◆ Exercise
Keep the images out and copy every entry below exactly.

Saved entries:
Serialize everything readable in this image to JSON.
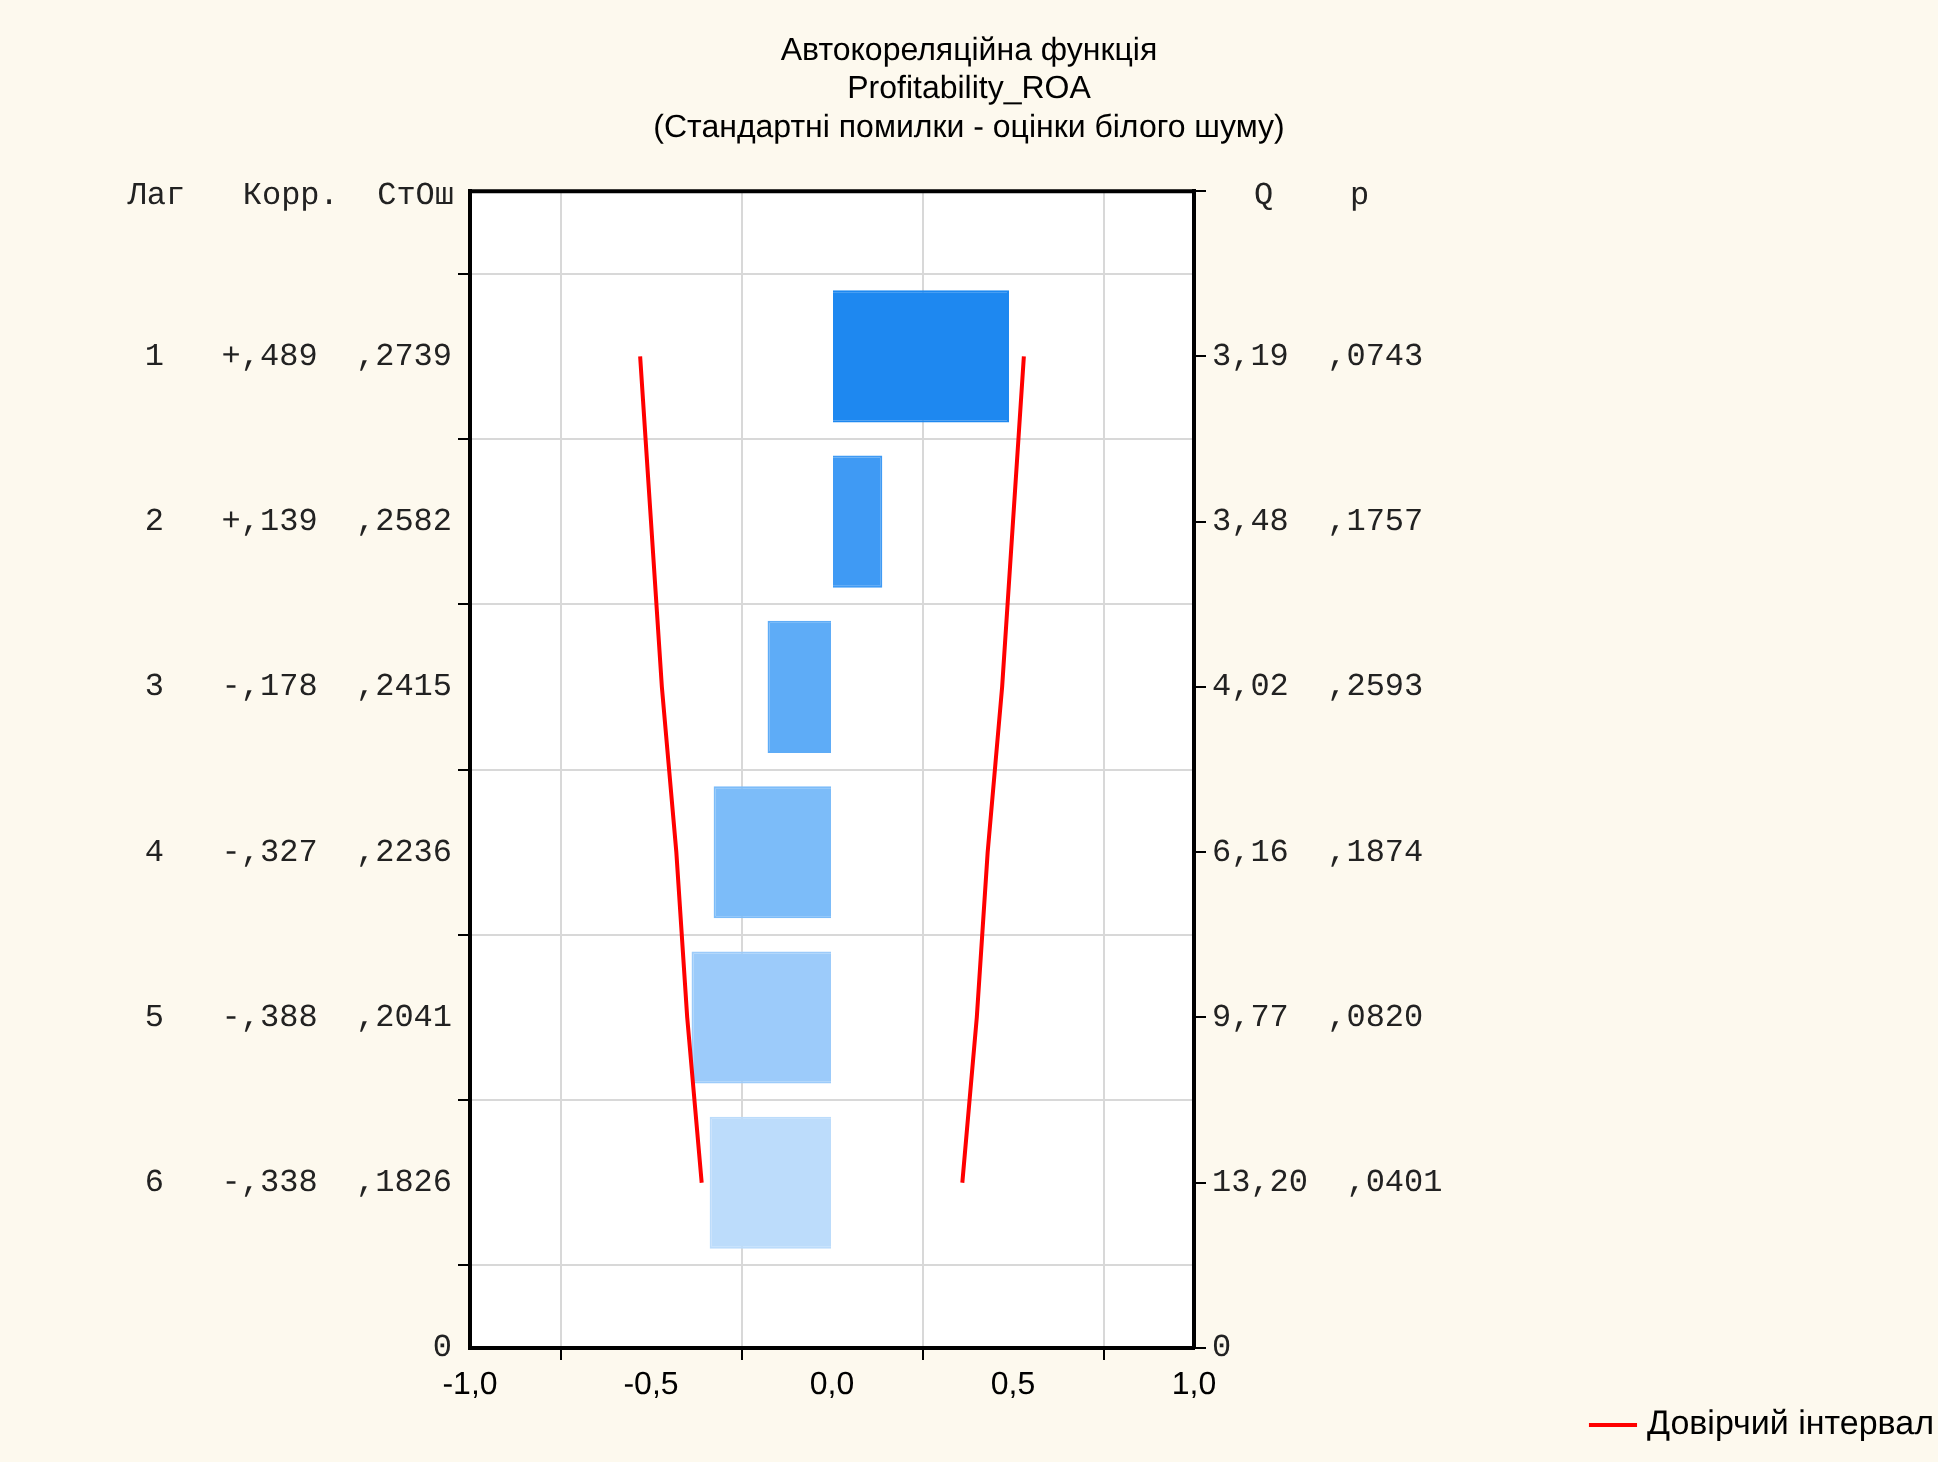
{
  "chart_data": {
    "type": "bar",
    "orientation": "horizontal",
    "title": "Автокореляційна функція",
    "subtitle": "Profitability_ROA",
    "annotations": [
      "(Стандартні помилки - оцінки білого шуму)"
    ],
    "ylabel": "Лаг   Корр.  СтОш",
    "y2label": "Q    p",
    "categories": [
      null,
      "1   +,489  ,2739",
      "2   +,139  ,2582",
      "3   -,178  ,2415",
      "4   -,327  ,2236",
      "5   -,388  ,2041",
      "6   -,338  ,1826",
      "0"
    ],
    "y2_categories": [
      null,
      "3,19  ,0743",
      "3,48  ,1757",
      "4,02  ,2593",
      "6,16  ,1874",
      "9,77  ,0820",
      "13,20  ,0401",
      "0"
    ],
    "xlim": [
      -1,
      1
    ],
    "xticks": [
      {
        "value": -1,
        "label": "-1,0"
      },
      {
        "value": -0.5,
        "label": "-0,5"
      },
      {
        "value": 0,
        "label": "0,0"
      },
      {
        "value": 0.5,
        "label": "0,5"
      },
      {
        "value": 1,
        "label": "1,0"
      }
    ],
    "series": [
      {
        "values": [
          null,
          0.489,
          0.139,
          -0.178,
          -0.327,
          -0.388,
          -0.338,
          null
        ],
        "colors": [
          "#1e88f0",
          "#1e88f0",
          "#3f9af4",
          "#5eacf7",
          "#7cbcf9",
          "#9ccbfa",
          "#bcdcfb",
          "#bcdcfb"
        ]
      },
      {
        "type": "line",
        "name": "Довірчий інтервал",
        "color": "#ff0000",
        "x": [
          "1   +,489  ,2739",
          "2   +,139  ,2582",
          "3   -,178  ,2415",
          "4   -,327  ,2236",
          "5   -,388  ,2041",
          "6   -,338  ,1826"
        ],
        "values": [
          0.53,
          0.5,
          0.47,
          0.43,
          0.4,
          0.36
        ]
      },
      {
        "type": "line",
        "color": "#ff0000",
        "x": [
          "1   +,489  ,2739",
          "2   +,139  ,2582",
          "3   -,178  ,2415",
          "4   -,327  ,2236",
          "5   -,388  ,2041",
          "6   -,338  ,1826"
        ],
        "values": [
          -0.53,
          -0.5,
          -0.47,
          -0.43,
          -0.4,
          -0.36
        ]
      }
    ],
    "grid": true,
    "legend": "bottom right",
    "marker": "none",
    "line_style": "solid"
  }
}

◆ Result of the task
Serialize everything readable in this image to JSON.
{
  "chart_data": {
    "type": "bar",
    "orientation": "horizontal",
    "title": "Автокореляційна функція",
    "subtitle": "Profitability_ROA",
    "annotations": [
      "(Стандартні помилки - оцінки білого шуму)"
    ],
    "ylabel": "Лаг   Корр.  СтОш",
    "y2label": "Q    p",
    "categories": [
      null,
      "1   +,489  ,2739",
      "2   +,139  ,2582",
      "3   -,178  ,2415",
      "4   -,327  ,2236",
      "5   -,388  ,2041",
      "6   -,338  ,1826",
      "0"
    ],
    "y2_categories": [
      null,
      "3,19  ,0743",
      "3,48  ,1757",
      "4,02  ,2593",
      "6,16  ,1874",
      "9,77  ,0820",
      "13,20  ,0401",
      "0"
    ],
    "xlim": [
      -1,
      1
    ],
    "xticks": [
      {
        "value": -1,
        "label": "-1,0"
      },
      {
        "value": -0.5,
        "label": "-0,5"
      },
      {
        "value": 0,
        "label": "0,0"
      },
      {
        "value": 0.5,
        "label": "0,5"
      },
      {
        "value": 1,
        "label": "1,0"
      }
    ],
    "series": [
      {
        "values": [
          null,
          0.489,
          0.139,
          -0.178,
          -0.327,
          -0.388,
          -0.338,
          null
        ],
        "colors": [
          "#1e88f0",
          "#1e88f0",
          "#3f9af4",
          "#5eacf7",
          "#7cbcf9",
          "#9ccbfa",
          "#bcdcfb",
          "#bcdcfb"
        ]
      },
      {
        "type": "line",
        "name": "Довірчий інтервал",
        "color": "#ff0000",
        "x": [
          "1   +,489  ,2739",
          "2   +,139  ,2582",
          "3   -,178  ,2415",
          "4   -,327  ,2236",
          "5   -,388  ,2041",
          "6   -,338  ,1826"
        ],
        "values": [
          0.53,
          0.5,
          0.47,
          0.43,
          0.4,
          0.36
        ]
      },
      {
        "type": "line",
        "color": "#ff0000",
        "x": [
          "1   +,489  ,2739",
          "2   +,139  ,2582",
          "3   -,178  ,2415",
          "4   -,327  ,2236",
          "5   -,388  ,2041",
          "6   -,338  ,1826"
        ],
        "values": [
          -0.53,
          -0.5,
          -0.47,
          -0.43,
          -0.4,
          -0.36
        ]
      }
    ],
    "grid": true,
    "legend": "bottom right",
    "marker": "none",
    "line_style": "solid"
  }
}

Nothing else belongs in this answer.